> [What to produce]: In the copy, keep every record exact and leave out all images.

-- BEGIN --

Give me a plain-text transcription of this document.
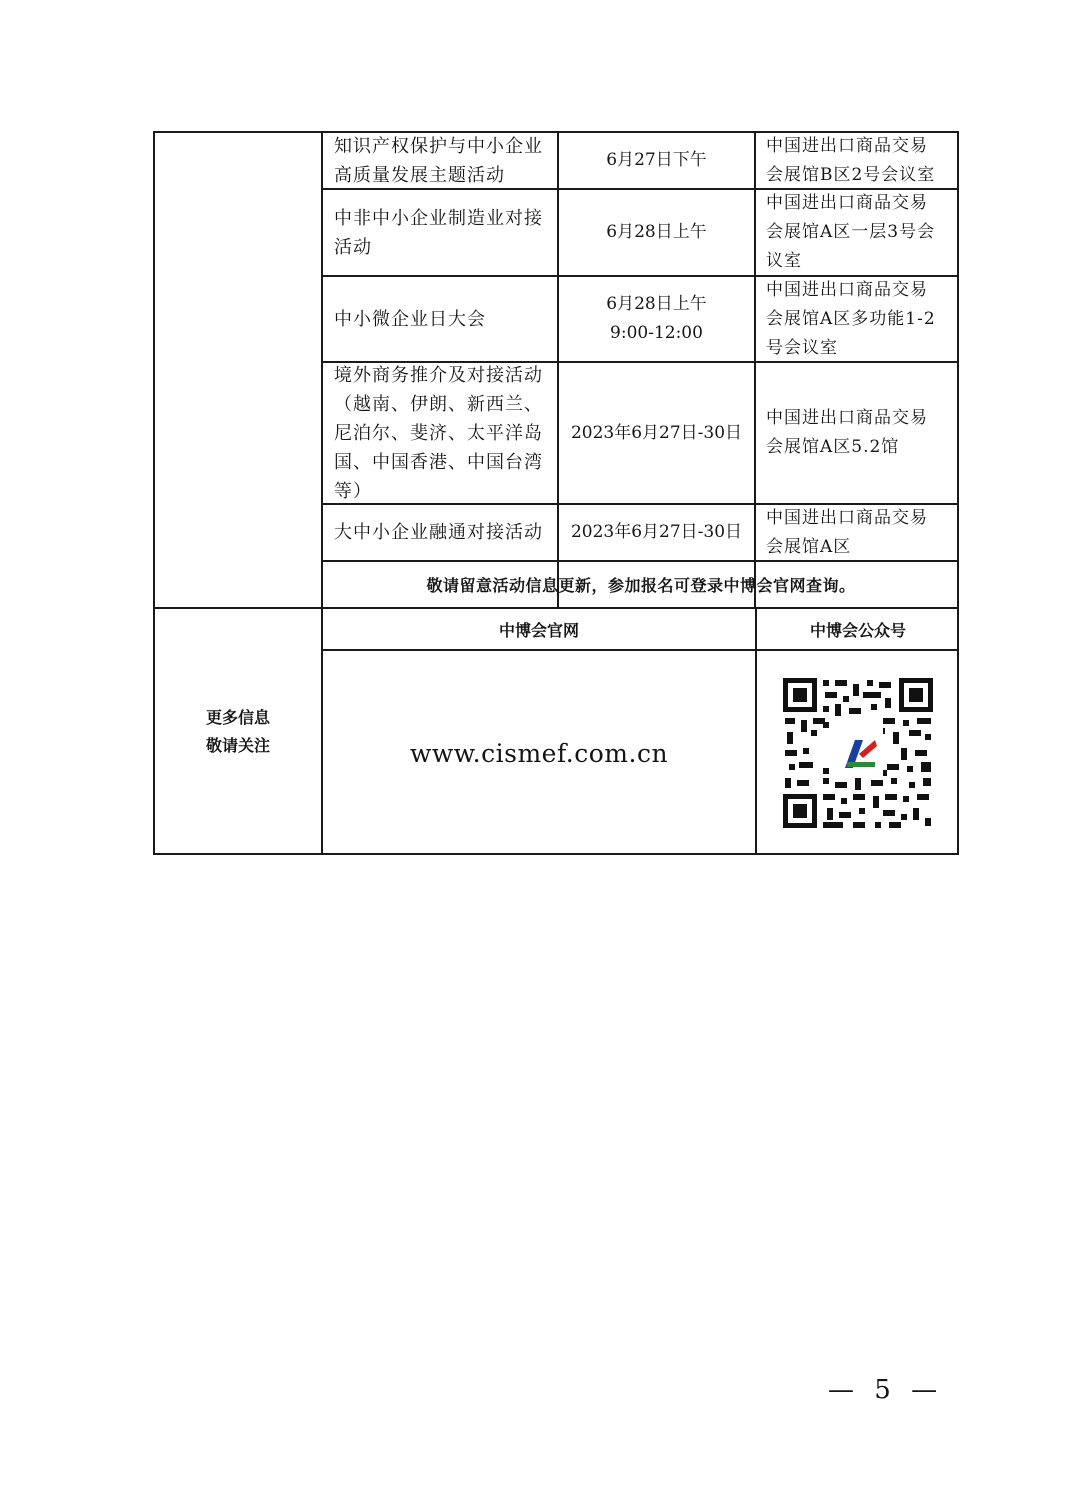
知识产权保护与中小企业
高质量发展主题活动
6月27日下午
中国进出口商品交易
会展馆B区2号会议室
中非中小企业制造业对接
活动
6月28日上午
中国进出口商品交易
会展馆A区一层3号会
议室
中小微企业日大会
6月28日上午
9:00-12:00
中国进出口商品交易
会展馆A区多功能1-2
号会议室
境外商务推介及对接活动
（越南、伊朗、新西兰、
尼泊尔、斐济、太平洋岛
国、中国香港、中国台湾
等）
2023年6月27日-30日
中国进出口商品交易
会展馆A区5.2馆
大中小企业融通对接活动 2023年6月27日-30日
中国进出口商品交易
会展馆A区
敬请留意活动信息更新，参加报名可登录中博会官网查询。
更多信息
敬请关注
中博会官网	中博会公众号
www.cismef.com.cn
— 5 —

-- END --

> [Reply to the task]:
Give me a plain-text transcription of this document.
知识产权保护与中小企业
高质量发展主题活动
6月27日下午
中国进出口商品交易
会展馆B区2号会议室
中非中小企业制造业对接
活动
6月28日上午
中国进出口商品交易
会展馆A区一层3号会
议室
中小微企业日大会
6月28日上午
9:00-12:00
中国进出口商品交易
会展馆A区多功能1-2
号会议室
境外商务推介及对接活动
（越南、伊朗、新西兰、
尼泊尔、斐济、太平洋岛
国、中国香港、中国台湾
等）
2023年6月27日-30日
中国进出口商品交易
会展馆A区5.2馆
大中小企业融通对接活动 2023年6月27日-30日
中国进出口商品交易
会展馆A区
敬请留意活动信息更新，参加报名可登录中博会官网查询。
更多信息
敬请关注
中博会官网	中博会公众号
www.cismef.com.cn
— 5 —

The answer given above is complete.